▶ _Goal_
Look through the data below. Show each line where the string "JSON" occurs.

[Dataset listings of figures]
## begin
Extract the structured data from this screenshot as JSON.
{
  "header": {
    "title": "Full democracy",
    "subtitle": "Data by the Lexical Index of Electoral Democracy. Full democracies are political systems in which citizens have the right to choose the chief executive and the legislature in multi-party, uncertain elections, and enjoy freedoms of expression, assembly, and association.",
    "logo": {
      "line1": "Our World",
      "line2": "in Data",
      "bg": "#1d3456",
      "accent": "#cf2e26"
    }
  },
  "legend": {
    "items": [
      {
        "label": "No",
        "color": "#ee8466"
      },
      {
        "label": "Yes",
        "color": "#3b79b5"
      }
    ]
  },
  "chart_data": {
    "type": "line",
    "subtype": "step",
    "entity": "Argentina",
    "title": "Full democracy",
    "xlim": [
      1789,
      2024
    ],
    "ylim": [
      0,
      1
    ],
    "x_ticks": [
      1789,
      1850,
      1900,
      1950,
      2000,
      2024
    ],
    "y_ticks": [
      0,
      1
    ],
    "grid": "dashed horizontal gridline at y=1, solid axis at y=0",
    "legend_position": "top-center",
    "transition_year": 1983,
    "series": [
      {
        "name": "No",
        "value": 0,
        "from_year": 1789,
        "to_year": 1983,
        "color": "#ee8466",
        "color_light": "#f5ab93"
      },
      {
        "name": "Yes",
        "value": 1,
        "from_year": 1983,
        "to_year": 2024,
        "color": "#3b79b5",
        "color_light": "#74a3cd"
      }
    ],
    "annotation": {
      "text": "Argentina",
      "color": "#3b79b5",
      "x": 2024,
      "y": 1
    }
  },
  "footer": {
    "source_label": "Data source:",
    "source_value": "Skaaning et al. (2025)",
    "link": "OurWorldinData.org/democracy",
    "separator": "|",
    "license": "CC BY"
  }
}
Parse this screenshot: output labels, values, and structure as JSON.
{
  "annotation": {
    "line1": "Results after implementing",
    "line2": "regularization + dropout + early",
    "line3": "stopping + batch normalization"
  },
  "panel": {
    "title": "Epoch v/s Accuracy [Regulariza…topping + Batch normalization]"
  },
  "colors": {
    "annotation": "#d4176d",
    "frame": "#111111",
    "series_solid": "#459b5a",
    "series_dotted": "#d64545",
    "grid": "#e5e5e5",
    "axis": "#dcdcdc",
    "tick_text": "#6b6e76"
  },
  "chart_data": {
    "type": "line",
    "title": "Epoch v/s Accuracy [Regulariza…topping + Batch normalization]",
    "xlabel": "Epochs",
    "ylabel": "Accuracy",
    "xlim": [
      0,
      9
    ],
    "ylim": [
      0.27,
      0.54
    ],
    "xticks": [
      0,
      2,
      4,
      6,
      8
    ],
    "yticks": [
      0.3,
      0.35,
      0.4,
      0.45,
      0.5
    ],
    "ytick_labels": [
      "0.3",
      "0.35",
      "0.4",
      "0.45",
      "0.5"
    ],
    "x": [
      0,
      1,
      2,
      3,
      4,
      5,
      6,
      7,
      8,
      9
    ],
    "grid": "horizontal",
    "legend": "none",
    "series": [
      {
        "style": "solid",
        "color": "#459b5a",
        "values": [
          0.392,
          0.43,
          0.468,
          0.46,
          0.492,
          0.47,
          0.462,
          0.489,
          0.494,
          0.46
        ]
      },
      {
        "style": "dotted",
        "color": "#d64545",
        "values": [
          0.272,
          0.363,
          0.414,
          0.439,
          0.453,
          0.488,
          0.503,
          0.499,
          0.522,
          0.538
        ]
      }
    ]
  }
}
## end
▶ _Correct answer_
Extract the structured data from this screenshot as JSON.
Parse this screenshot: output labels, values, and structure as JSON.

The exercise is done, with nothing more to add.